- _Tasks_
1 > According to the Corn Dog article, what was the final score of the Chiefs' Super Bowl LVII victory over the Philadelphia Eagles?
2 > Repeat the Corn Dog article word for word between "Corn Dog is" and "coach Andy Reid.", inclusive.

- _Selected extract_
+ + +

TV in the United States
- Network: Fox Fox Deportes NFL.com NFL+
- Announcers: Kevin Burkhardt (play-by-play) Greg Olsen (analyst) Erin Andrews and Tom Rinaldi (sideline reporters) Mike Pereira (rules analyst)

= Corn Dog (American football) =

Notable American football play in Super Bowl LVII

Corn Dog is the name of a misdirection/lead astray offensive play used by the Kansas City Chiefs during Super Bowl LVII on February 12, 2023. The play was called twice by head coach Andy Reid and offensive coordinator Eric Bieniemy, resulting in two crucial touchdowns in the Chiefs' 38–35 victory over the Philadelphia Eagles. The unusual name and deceptive design of the play attracted widespread attention, and the plays have been considered crucial to the game's outcome.

== Background ==
Leading up to Super Bowl LVII, the Kansas City Chiefs were renowned for their creative and unorthodox offensive playbook under head coach Andy Reid.

The Chiefs' offense, led by quarterback Patrick Mahomes, frequently used shifts, motion, and misdirection to disorient opposing defenses. The "Corn Dog" play drew inspiration from a similar misdirection concept run against the Eagles by the Jacksonville Jaguars earlier in the 2022 NFL season.

== Design and execution ==
The "Corn Dog" play features a pre-snap motion that tricks defenders into anticipating a jet sweep or shallow crossing route, only for the motioning wide receiver to suddenly stop and pivot back toward the sideline. This misdirection exploits defenses in man coverage and often results in the receiver being left wide open.

The Chiefs successfully ran the play twice in Super Bowl LVII:

- Kadarius Toney touchdown (4th quarter, 12:04 remaining): Toney started in motion before quickly pivoting back to the outside, receiving a wide-open pass from Mahomes for a 5-yard touchdown that gave the Chiefs their first lead of the second half.

- Skyy Moore touchdown (4th quarter, 9:22 remaining): On the opposite side of the field, the Chiefs ran a mirrored version of the same play. Moore, a rookie wide receiver, executed the motion and pivot to perfection, scoring an untouched 4-yard touchdown that extended the Chiefs’ lead to 35–27. This reception was Moore's first touchdown in the NFL.

+ + +

- _Material provided_
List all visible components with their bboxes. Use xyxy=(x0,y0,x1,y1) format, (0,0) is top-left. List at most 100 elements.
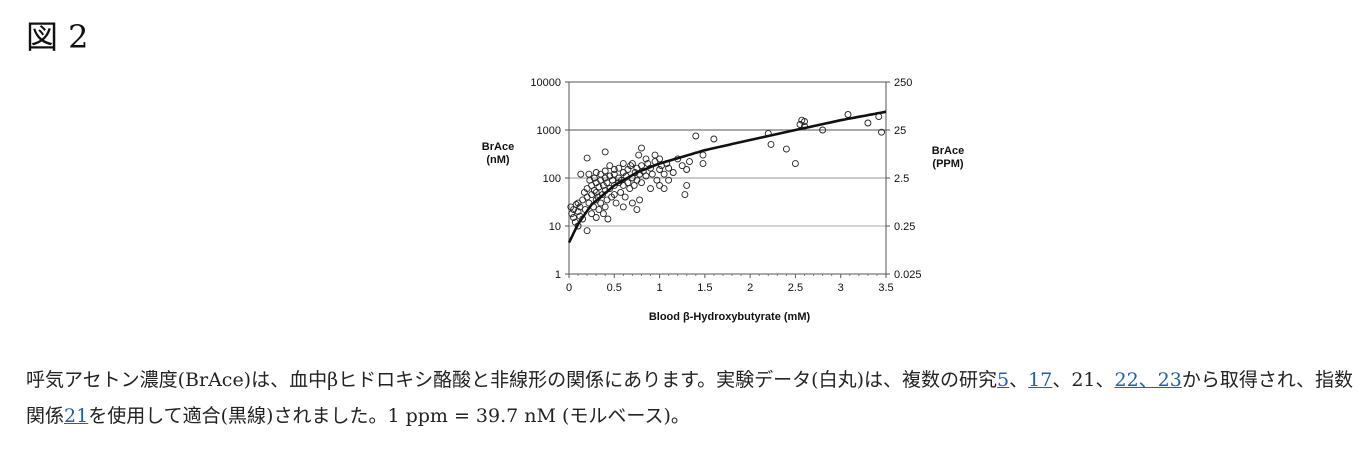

+ + +

- _Answers for this exercise_
1 > 38–35

2 >
Corn Dog is the name of a misdirection/lead astray offensive play used by the Kansas City Chiefs during Super Bowl LVII on February 12, 2023. The play was called twice by head coach Andy Reid and offensive coordinator Eric Bieniemy, resulting in two crucial touchdowns in the Chiefs' 38–35 victory over the Philadelphia Eagles. The unusual name and deceptive design of the play attracted widespread attention, and the plays have been considered crucial to the game's outcome.

== Background ==
Leading up to Super Bowl LVII, the Kansas City Chiefs were renowned for their creative and unorthodox offensive playbook under head coach Andy Reid.